> Task brief
Reproduce each line bearing the word "JSON".

◇ ◇ ◇ ◇ ◇ ◇ ◇

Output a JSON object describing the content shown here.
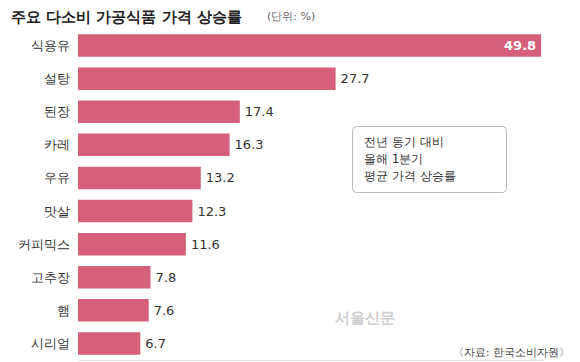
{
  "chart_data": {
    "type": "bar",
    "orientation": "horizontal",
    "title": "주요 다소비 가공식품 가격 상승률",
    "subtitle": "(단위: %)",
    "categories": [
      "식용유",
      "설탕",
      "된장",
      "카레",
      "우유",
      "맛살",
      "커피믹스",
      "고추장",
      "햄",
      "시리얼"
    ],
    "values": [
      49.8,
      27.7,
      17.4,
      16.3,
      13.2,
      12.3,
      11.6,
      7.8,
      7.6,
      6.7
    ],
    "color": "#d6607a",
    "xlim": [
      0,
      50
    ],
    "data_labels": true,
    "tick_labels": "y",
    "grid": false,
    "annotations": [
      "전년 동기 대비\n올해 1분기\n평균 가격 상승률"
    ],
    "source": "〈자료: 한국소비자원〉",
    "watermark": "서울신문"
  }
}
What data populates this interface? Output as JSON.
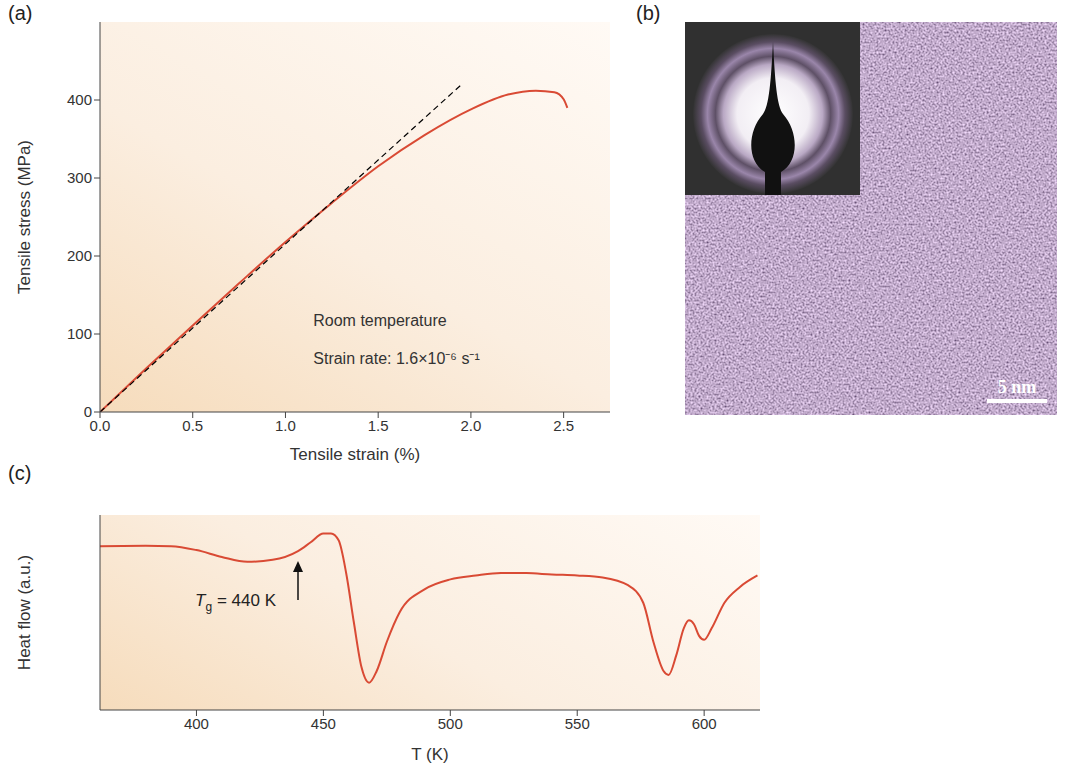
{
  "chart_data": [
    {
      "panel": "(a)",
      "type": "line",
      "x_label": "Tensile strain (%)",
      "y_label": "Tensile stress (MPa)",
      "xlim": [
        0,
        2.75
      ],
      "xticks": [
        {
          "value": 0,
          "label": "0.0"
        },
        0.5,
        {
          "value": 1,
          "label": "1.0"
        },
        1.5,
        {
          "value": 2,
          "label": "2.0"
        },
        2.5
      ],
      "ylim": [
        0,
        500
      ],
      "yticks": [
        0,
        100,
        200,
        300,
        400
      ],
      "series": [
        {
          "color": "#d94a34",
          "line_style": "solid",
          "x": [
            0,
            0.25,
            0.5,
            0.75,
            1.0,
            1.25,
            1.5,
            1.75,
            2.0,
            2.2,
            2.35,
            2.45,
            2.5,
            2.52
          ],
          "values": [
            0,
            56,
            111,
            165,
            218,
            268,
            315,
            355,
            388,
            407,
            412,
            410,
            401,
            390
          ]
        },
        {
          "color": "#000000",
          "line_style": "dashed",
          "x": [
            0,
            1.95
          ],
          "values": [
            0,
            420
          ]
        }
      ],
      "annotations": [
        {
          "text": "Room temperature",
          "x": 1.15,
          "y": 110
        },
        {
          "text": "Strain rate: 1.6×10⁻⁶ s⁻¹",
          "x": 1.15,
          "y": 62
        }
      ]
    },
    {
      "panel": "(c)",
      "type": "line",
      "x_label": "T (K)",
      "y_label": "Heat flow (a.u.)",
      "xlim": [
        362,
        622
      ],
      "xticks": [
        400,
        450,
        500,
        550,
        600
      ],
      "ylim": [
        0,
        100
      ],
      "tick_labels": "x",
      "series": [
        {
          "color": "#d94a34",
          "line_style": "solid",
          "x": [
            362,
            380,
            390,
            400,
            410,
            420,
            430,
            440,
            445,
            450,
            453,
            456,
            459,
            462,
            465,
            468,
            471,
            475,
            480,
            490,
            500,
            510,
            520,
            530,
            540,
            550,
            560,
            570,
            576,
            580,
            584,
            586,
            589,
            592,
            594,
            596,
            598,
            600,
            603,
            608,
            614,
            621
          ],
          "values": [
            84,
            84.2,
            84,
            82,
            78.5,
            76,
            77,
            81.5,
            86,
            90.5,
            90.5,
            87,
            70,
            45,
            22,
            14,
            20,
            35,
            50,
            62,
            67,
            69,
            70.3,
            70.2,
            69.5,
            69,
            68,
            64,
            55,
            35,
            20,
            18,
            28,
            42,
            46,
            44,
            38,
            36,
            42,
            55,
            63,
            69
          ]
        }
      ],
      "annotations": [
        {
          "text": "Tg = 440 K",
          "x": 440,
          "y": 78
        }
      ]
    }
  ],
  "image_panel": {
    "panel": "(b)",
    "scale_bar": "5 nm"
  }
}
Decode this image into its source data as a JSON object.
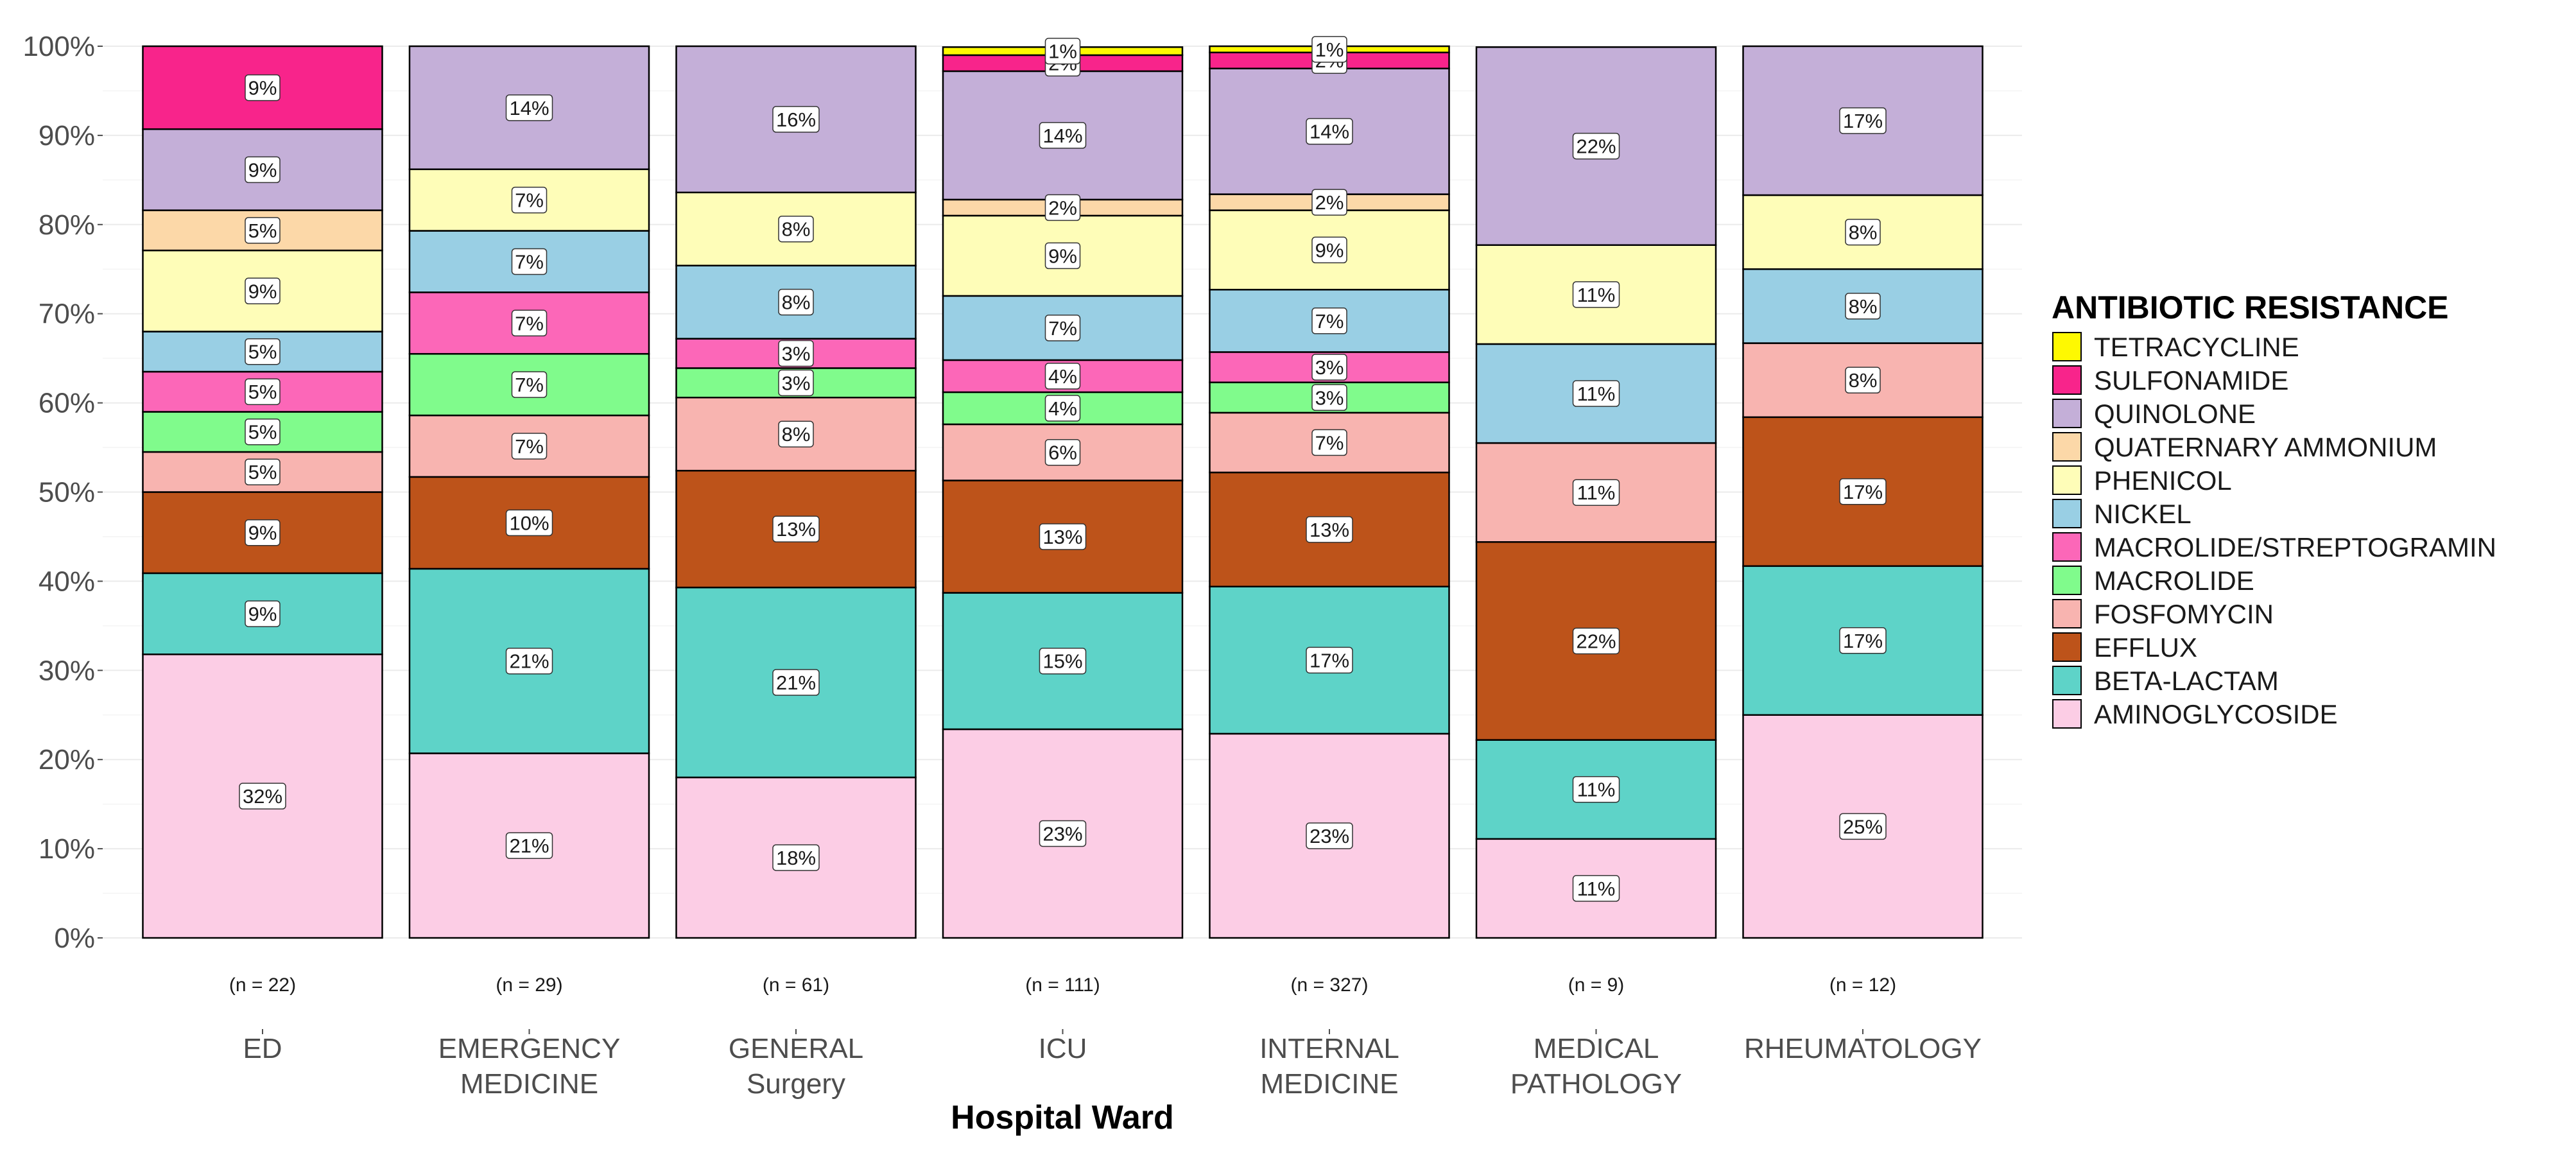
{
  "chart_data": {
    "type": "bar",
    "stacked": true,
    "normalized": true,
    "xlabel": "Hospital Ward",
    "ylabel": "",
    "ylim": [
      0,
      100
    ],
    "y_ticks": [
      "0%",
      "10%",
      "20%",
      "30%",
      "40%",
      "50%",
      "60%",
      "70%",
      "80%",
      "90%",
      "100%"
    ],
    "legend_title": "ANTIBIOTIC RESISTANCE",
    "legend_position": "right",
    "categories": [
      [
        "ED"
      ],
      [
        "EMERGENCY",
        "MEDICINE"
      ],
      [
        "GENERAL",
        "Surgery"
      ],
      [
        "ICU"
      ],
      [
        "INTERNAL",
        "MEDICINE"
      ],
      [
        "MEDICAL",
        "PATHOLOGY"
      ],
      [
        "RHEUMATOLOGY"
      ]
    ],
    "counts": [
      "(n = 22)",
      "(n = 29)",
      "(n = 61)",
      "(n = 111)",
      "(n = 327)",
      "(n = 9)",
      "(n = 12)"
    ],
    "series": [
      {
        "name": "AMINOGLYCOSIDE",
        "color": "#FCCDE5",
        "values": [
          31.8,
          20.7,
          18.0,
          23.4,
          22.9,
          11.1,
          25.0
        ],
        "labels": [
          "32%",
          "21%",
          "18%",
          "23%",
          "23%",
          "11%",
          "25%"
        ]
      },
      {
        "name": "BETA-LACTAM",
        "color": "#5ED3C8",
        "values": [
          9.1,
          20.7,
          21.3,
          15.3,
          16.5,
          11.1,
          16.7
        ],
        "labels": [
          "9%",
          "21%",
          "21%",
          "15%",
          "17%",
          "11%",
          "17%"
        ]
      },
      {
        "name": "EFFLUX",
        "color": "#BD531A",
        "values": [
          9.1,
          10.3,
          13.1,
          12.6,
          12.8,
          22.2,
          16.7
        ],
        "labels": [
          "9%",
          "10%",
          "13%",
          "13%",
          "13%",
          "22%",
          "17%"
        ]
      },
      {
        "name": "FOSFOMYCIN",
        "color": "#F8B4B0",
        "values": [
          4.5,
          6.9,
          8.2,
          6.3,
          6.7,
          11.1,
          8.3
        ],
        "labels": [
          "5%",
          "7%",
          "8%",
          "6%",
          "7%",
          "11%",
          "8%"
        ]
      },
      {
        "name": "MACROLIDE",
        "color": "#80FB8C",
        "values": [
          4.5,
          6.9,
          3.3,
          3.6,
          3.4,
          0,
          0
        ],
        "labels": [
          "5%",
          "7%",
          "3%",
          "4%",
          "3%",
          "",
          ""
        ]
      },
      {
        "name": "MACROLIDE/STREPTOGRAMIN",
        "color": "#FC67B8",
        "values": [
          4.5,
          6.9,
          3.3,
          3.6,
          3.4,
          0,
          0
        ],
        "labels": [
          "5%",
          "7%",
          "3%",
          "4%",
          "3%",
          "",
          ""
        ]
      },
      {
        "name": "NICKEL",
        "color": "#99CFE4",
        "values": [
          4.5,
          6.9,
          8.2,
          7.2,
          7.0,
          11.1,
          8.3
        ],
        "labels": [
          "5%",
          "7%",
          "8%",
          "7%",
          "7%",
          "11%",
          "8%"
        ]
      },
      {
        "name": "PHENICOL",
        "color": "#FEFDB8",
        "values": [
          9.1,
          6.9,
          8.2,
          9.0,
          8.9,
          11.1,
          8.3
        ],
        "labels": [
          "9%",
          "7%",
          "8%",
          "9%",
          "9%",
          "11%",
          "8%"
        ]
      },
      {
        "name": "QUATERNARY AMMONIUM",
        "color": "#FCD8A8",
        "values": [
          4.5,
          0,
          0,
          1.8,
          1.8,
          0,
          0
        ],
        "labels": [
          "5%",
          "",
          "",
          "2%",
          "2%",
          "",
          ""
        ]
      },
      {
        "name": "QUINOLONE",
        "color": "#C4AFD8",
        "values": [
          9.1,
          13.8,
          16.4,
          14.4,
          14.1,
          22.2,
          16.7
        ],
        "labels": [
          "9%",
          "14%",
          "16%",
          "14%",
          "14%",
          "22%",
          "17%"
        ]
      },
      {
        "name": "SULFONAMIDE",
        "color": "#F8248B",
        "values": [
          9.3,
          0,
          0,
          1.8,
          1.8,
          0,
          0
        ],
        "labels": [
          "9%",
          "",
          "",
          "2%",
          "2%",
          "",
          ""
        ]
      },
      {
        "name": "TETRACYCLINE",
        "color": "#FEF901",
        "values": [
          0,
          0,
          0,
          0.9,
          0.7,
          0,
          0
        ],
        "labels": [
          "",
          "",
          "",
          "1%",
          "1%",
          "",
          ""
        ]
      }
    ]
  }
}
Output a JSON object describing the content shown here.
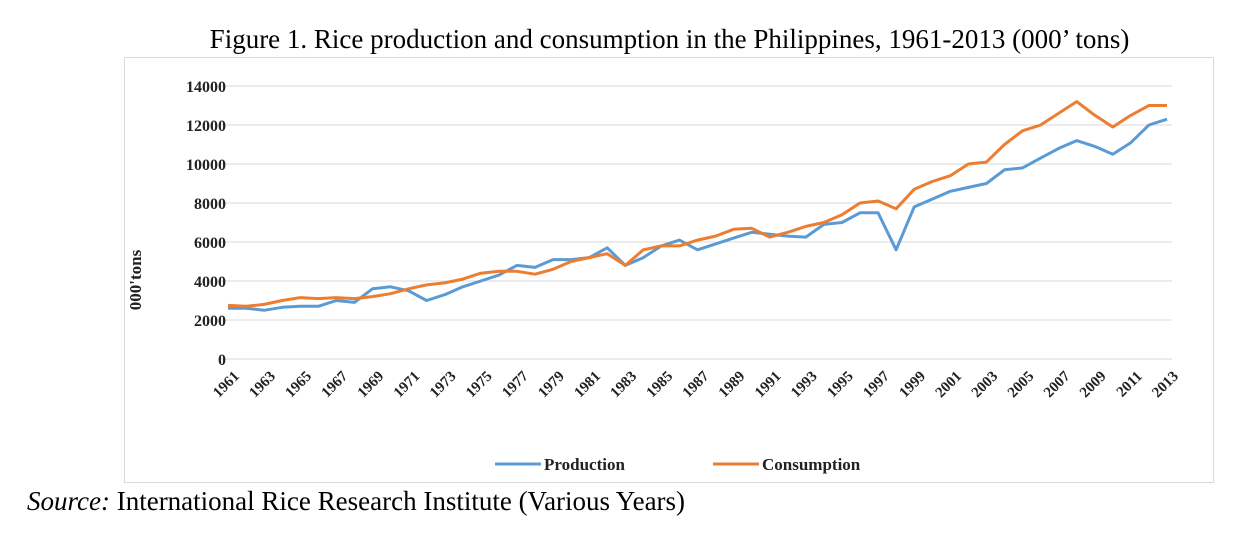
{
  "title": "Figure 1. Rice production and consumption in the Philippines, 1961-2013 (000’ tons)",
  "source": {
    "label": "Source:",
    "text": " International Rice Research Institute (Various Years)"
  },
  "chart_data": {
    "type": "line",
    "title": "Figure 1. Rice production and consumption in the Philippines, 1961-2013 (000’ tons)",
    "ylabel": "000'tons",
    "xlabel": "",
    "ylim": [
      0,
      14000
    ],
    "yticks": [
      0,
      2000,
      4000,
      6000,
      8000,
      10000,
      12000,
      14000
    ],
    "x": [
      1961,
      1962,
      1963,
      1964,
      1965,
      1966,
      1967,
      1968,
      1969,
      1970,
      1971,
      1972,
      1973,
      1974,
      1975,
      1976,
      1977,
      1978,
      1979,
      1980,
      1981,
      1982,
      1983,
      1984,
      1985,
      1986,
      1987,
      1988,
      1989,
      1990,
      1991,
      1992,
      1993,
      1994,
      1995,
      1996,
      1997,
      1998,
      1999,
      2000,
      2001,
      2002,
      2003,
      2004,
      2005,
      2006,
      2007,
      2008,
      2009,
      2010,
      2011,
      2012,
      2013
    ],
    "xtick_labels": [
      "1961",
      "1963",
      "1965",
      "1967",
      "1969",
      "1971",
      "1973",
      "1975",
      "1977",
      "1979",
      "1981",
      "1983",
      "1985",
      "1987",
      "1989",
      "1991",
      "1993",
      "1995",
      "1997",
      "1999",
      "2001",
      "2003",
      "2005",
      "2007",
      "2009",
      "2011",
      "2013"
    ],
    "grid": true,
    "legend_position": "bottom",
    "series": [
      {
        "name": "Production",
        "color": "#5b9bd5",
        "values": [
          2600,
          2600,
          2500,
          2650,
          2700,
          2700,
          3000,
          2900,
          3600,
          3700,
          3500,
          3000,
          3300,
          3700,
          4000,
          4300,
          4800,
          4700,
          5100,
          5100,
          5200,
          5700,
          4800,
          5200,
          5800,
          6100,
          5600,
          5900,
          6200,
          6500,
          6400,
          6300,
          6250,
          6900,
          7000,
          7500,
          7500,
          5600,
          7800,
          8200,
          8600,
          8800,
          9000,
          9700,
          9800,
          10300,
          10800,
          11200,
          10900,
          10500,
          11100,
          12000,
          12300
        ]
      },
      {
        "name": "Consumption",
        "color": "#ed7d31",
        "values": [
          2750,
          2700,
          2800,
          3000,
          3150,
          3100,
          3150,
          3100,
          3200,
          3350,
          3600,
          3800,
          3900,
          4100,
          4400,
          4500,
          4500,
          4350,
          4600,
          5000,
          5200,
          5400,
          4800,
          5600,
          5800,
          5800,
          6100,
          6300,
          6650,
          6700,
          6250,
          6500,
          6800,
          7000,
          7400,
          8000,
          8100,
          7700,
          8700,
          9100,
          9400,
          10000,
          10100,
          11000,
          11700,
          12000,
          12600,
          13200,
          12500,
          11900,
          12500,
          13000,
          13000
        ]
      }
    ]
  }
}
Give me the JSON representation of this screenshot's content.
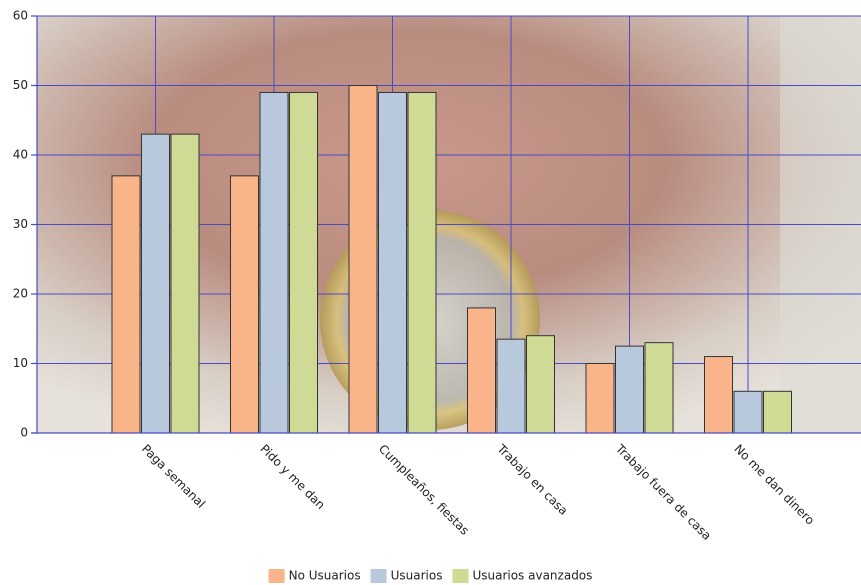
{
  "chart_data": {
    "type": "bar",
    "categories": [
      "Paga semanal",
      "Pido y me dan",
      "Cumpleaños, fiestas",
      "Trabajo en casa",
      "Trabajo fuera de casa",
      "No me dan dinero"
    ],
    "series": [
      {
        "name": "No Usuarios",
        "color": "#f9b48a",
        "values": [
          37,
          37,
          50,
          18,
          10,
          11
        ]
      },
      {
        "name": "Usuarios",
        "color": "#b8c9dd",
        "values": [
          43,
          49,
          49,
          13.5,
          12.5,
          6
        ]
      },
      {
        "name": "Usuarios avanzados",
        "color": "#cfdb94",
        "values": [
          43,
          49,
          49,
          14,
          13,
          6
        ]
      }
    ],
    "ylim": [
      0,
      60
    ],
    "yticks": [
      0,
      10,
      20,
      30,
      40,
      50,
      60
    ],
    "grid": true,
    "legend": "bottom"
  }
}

◇ ◇ ◇ ◇ ◇ ◇ ◇

> Complete output
Output a JSON object describing the content shown here.
What data populates this interface? Output as JSON.
Decode this image into its source data as a JSON object.
Output a JSON object describing the content shown here.
Give me the JSON representation of this screenshot's content.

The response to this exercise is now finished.